--- START OF EXERCISE DATA ---
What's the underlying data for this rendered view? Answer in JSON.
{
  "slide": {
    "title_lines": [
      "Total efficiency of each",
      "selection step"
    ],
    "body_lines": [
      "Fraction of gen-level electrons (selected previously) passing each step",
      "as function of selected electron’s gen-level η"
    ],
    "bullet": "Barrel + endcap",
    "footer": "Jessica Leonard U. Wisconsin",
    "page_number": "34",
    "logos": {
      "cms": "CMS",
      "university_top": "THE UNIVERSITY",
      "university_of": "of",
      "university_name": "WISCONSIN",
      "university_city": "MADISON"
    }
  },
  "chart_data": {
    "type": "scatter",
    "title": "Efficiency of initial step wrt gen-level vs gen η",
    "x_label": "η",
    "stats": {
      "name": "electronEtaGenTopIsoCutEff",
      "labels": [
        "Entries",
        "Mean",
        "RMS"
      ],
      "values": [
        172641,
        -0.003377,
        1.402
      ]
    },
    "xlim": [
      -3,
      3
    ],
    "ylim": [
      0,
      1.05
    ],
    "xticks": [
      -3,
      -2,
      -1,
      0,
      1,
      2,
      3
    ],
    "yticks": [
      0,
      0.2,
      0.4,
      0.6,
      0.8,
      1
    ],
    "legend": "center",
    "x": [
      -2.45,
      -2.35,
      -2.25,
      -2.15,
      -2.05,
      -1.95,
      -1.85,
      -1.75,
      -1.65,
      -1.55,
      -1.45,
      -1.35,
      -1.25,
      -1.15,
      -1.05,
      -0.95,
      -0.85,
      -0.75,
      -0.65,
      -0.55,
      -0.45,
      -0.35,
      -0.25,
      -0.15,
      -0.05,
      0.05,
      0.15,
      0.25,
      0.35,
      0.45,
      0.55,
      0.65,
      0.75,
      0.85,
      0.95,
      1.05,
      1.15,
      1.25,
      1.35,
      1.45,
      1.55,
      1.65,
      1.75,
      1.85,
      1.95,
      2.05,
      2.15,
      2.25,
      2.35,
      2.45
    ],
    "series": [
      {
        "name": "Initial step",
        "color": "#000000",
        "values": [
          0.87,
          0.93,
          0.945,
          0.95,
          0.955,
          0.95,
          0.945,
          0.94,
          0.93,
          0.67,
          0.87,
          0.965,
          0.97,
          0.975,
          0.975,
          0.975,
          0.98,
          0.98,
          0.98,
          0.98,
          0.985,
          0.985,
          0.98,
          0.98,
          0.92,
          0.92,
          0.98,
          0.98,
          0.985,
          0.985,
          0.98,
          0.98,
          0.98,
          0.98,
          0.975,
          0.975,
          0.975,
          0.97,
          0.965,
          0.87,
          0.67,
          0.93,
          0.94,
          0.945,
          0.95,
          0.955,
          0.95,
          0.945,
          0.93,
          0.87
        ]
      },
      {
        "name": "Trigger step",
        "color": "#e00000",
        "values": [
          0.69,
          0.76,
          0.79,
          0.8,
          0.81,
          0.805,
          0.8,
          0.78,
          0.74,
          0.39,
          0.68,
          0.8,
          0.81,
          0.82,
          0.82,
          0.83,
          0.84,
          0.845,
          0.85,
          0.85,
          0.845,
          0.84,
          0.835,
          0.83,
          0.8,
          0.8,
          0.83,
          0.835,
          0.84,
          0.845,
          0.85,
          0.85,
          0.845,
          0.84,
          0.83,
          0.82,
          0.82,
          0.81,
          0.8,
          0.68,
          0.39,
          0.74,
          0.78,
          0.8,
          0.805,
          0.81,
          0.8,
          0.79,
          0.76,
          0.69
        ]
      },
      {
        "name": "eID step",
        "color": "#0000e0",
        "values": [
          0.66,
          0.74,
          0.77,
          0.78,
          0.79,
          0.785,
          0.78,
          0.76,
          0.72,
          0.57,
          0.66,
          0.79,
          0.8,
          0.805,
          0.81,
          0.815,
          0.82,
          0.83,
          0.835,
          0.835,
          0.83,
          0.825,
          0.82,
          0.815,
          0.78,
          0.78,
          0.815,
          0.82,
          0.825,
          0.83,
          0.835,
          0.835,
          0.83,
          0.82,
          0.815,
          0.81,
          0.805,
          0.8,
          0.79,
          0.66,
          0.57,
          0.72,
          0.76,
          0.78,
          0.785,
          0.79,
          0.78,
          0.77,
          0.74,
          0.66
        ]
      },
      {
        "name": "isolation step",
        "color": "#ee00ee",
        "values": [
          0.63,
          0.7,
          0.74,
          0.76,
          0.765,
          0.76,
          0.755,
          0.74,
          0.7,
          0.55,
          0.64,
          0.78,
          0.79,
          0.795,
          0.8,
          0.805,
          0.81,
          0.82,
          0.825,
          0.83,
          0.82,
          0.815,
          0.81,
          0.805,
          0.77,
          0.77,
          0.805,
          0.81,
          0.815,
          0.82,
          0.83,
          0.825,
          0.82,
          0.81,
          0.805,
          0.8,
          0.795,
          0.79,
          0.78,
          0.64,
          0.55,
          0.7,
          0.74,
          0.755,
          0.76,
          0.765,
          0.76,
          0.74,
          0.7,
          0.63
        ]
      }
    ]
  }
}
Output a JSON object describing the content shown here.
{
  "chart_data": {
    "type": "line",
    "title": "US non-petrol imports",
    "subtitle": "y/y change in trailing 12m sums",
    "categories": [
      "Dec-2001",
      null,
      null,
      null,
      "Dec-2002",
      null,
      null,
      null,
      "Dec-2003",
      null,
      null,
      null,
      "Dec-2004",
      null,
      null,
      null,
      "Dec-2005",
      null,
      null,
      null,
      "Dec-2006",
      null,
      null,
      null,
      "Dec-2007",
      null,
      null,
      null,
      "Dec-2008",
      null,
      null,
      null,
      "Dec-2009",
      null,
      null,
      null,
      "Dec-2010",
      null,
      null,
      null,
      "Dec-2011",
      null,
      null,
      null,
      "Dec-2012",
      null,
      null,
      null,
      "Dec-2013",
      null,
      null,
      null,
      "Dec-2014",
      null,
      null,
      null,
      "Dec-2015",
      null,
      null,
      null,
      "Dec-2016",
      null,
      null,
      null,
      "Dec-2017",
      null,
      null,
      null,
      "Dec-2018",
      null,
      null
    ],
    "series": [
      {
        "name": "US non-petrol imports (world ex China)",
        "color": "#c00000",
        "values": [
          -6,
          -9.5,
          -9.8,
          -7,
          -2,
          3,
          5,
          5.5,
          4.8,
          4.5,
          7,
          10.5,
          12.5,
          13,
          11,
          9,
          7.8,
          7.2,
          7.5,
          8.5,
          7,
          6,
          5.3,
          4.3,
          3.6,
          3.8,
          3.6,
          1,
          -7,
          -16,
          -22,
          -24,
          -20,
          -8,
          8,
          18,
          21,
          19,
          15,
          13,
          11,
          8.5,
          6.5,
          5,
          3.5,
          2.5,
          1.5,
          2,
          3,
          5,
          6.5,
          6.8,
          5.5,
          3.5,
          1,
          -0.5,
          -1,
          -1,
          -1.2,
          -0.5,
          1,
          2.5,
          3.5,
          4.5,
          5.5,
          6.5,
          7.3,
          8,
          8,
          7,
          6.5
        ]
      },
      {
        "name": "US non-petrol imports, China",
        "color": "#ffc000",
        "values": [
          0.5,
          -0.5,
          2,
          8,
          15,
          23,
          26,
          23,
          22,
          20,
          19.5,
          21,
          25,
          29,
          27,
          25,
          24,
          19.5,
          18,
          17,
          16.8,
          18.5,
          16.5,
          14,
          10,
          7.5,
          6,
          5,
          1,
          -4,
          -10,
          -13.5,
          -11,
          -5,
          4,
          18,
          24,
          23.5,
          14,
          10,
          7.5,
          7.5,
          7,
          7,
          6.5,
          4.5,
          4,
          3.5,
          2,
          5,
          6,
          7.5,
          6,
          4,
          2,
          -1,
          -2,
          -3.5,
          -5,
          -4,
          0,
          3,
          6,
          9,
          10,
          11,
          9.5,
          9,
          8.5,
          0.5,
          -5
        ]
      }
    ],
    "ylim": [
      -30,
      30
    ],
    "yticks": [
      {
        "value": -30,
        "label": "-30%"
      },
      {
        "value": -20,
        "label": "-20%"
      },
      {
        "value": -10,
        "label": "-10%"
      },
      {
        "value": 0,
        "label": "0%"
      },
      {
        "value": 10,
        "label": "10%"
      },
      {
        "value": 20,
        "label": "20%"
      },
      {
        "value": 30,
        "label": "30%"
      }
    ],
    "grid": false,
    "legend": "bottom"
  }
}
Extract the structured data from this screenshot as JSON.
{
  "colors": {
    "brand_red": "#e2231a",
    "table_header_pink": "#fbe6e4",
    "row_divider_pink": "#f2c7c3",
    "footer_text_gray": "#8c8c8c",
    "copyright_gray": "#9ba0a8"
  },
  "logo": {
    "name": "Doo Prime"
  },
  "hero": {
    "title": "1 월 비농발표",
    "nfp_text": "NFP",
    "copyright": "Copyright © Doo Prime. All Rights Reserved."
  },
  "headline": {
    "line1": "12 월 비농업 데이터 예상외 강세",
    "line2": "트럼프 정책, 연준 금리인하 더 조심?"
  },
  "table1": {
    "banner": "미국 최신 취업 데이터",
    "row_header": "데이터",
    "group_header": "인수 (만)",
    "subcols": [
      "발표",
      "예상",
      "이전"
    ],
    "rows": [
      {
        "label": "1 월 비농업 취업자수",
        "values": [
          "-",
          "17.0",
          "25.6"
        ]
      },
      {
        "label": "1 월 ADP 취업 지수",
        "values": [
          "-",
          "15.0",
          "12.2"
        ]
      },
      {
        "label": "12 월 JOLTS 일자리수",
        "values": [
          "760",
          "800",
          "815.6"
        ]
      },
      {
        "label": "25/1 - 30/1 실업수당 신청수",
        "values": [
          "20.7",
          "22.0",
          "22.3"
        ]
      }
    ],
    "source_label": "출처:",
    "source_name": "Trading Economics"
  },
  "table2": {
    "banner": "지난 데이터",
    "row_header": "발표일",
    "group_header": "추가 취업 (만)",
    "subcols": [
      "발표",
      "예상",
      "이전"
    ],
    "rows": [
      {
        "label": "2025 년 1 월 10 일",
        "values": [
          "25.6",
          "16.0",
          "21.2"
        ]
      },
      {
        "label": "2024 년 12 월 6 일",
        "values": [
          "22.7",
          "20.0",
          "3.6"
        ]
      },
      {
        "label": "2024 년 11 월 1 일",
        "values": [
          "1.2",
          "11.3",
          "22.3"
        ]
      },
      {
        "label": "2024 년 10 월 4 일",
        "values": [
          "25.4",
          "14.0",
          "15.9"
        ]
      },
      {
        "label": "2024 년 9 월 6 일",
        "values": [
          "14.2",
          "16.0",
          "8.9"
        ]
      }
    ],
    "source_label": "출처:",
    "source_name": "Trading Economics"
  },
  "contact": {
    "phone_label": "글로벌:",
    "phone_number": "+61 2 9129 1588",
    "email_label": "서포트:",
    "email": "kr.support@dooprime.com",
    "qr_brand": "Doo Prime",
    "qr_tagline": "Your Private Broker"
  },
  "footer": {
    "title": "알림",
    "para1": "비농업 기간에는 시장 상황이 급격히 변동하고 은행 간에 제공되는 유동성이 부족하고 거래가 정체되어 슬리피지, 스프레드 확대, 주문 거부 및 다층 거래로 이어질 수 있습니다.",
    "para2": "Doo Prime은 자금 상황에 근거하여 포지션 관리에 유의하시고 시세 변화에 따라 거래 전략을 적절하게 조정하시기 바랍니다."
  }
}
--- END OF EXERCISE DATA ---
▶ TASK TO CARRY OUT
Give the count of lines in the records that contain "this", and no other text.

▶ COMPLETE RESPONSE
2